§ **Exercise objective**: Return all the entries exactly, keeping pictures out.

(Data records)
○ ○ ○ ○ ○

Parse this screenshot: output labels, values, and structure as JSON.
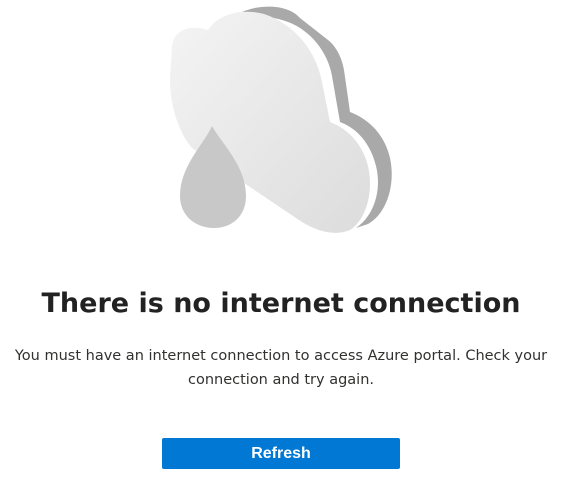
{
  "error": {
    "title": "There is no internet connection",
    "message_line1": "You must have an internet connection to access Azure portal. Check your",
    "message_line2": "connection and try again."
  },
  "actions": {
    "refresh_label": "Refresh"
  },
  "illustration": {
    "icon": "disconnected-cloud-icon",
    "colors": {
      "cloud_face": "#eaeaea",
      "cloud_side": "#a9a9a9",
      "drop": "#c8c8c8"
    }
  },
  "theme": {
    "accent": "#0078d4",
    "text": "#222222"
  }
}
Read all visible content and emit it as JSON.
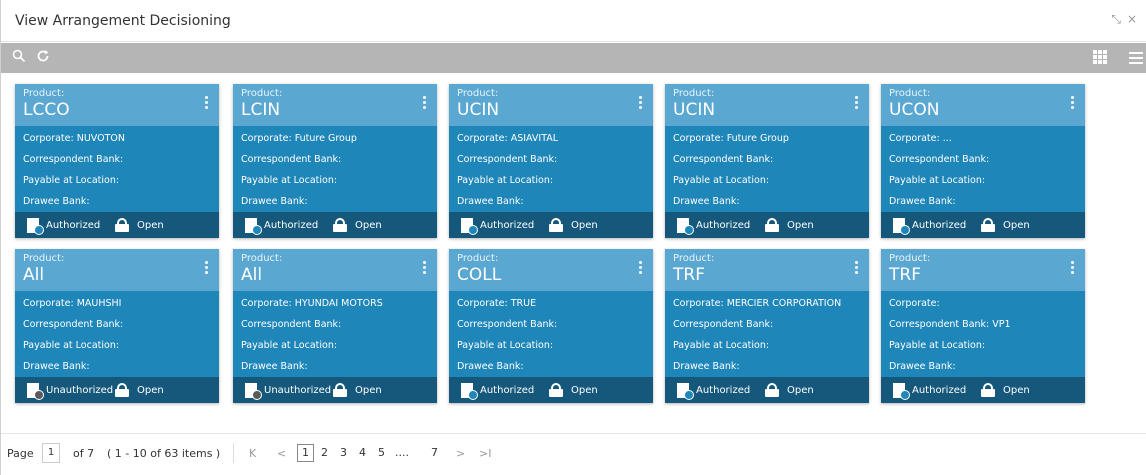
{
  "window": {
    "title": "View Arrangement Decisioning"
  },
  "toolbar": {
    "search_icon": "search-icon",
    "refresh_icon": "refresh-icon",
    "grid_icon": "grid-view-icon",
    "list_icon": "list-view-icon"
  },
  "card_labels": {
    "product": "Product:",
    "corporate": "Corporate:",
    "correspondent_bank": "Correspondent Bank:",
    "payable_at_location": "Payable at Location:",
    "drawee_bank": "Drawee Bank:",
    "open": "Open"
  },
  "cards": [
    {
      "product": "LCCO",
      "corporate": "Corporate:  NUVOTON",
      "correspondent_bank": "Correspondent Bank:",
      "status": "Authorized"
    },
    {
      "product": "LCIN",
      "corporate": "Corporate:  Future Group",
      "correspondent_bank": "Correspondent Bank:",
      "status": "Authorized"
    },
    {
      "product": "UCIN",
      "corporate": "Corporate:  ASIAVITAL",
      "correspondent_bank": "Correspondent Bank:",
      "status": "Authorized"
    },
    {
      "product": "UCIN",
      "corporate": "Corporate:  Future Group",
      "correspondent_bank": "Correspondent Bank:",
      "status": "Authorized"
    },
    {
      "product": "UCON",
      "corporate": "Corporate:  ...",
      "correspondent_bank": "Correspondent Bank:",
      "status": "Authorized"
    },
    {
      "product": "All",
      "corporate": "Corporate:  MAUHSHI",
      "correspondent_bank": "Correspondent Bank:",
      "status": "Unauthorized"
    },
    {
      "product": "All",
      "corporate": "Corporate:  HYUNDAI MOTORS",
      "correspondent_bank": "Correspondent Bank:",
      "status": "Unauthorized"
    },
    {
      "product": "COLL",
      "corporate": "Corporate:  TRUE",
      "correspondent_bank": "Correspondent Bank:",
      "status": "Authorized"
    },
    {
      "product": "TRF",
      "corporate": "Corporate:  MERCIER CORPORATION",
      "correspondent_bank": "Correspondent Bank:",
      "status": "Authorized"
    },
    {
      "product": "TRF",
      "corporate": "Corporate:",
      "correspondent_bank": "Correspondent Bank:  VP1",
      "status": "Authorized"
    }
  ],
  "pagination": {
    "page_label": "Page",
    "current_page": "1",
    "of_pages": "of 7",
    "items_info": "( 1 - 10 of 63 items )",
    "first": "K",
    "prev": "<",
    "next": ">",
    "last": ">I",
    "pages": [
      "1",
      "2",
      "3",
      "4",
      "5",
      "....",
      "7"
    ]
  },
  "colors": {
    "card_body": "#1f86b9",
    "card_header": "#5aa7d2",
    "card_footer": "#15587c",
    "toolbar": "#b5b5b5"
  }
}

○ ○ ○ ○ ○

§ **Answer to the problem**:
Parse this screenshot: output labels, values, and structure as JSON.
{
  "error": {
    "title": "There is no internet connection",
    "message_line1": "You must have an internet connection to access Azure portal. Check your",
    "message_line2": "connection and try again."
  },
  "actions": {
    "refresh_label": "Refresh"
  },
  "illustration": {
    "icon": "disconnected-cloud-icon",
    "colors": {
      "cloud_face": "#eaeaea",
      "cloud_side": "#a9a9a9",
      "drop": "#c8c8c8"
    }
  },
  "theme": {
    "accent": "#0078d4",
    "text": "#222222"
  }
}
Read all visible content and emit it as JSON.
{
  "window": {
    "title": "View Arrangement Decisioning"
  },
  "toolbar": {
    "search_icon": "search-icon",
    "refresh_icon": "refresh-icon",
    "grid_icon": "grid-view-icon",
    "list_icon": "list-view-icon"
  },
  "card_labels": {
    "product": "Product:",
    "corporate": "Corporate:",
    "correspondent_bank": "Correspondent Bank:",
    "payable_at_location": "Payable at Location:",
    "drawee_bank": "Drawee Bank:",
    "open": "Open"
  },
  "cards": [
    {
      "product": "LCCO",
      "corporate": "Corporate:  NUVOTON",
      "correspondent_bank": "Correspondent Bank:",
      "status": "Authorized"
    },
    {
      "product": "LCIN",
      "corporate": "Corporate:  Future Group",
      "correspondent_bank": "Correspondent Bank:",
      "status": "Authorized"
    },
    {
      "product": "UCIN",
      "corporate": "Corporate:  ASIAVITAL",
      "correspondent_bank": "Correspondent Bank:",
      "status": "Authorized"
    },
    {
      "product": "UCIN",
      "corporate": "Corporate:  Future Group",
      "correspondent_bank": "Correspondent Bank:",
      "status": "Authorized"
    },
    {
      "product": "UCON",
      "corporate": "Corporate:  ...",
      "correspondent_bank": "Correspondent Bank:",
      "status": "Authorized"
    },
    {
      "product": "All",
      "corporate": "Corporate:  MAUHSHI",
      "correspondent_bank": "Correspondent Bank:",
      "status": "Unauthorized"
    },
    {
      "product": "All",
      "corporate": "Corporate:  HYUNDAI MOTORS",
      "correspondent_bank": "Correspondent Bank:",
      "status": "Unauthorized"
    },
    {
      "product": "COLL",
      "corporate": "Corporate:  TRUE",
      "correspondent_bank": "Correspondent Bank:",
      "status": "Authorized"
    },
    {
      "product": "TRF",
      "corporate": "Corporate:  MERCIER CORPORATION",
      "correspondent_bank": "Correspondent Bank:",
      "status": "Authorized"
    },
    {
      "product": "TRF",
      "corporate": "Corporate:",
      "correspondent_bank": "Correspondent Bank:  VP1",
      "status": "Authorized"
    }
  ],
  "pagination": {
    "page_label": "Page",
    "current_page": "1",
    "of_pages": "of 7",
    "items_info": "( 1 - 10 of 63 items )",
    "first": "K",
    "prev": "<",
    "next": ">",
    "last": ">I",
    "pages": [
      "1",
      "2",
      "3",
      "4",
      "5",
      "....",
      "7"
    ]
  },
  "colors": {
    "card_body": "#1f86b9",
    "card_header": "#5aa7d2",
    "card_footer": "#15587c",
    "toolbar": "#b5b5b5"
  }
}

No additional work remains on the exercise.